(Stored data entries)
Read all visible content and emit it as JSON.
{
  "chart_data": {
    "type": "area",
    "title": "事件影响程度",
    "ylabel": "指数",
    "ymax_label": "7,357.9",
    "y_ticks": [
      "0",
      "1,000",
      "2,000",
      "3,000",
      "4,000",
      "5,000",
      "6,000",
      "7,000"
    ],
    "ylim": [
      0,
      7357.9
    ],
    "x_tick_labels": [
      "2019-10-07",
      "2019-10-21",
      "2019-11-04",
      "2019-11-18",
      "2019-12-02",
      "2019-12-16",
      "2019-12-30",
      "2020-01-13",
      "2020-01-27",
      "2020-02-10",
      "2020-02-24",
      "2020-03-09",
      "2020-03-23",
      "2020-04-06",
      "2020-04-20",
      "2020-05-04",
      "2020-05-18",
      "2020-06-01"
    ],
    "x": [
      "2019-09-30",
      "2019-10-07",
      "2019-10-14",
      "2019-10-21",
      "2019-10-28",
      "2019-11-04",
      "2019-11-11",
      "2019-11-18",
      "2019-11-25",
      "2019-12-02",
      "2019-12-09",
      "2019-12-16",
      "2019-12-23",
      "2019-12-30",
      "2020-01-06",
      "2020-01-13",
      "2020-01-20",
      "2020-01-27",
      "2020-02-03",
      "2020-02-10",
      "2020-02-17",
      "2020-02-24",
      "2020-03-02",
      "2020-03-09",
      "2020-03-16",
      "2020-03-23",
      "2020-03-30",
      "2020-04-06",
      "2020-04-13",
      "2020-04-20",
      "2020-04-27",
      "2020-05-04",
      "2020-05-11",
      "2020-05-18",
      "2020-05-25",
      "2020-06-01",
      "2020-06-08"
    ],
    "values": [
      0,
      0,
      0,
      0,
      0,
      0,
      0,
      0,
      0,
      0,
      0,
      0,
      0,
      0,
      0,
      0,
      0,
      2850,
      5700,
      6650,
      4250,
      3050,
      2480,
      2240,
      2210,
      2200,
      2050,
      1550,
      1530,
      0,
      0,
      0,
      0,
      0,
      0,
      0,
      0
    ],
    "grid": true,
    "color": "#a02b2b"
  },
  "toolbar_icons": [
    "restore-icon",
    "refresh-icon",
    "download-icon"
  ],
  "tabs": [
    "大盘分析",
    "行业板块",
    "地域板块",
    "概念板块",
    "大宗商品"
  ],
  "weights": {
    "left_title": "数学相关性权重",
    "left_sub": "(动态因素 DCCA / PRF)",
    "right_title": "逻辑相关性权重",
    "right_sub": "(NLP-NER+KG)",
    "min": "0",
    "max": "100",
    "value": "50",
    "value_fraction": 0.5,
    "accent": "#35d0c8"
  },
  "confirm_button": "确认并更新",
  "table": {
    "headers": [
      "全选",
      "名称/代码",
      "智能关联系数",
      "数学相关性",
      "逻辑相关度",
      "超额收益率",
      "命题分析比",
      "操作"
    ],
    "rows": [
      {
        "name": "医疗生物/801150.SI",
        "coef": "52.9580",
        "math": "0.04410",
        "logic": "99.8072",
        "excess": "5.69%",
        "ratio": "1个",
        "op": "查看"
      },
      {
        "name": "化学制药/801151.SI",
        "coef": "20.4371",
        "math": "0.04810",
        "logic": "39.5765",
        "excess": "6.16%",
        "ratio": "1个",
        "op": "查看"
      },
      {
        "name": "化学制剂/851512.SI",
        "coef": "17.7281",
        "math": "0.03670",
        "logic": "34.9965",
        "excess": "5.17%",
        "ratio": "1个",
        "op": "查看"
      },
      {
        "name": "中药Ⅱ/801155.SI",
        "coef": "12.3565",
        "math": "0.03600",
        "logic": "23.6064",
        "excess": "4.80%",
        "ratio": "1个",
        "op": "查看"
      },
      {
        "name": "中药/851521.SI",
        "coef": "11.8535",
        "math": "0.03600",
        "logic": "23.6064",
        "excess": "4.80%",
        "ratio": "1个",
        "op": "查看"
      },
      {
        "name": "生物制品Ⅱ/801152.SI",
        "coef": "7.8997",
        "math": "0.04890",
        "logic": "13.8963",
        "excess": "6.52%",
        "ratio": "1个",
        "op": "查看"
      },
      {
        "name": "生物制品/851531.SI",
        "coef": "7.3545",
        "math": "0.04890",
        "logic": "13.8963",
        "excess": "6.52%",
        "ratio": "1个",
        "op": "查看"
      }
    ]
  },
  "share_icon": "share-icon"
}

SHORT TASK
Which lines contain the word "logic"? Return each of them.

OUTPUT FOR THIS TASK
        "logic": "99.8072",
        "logic": "39.5765",
        "logic": "34.9965",
        "logic": "23.6064",
        "logic": "23.6064",
        "logic": "13.8963",
        "logic": "13.8963",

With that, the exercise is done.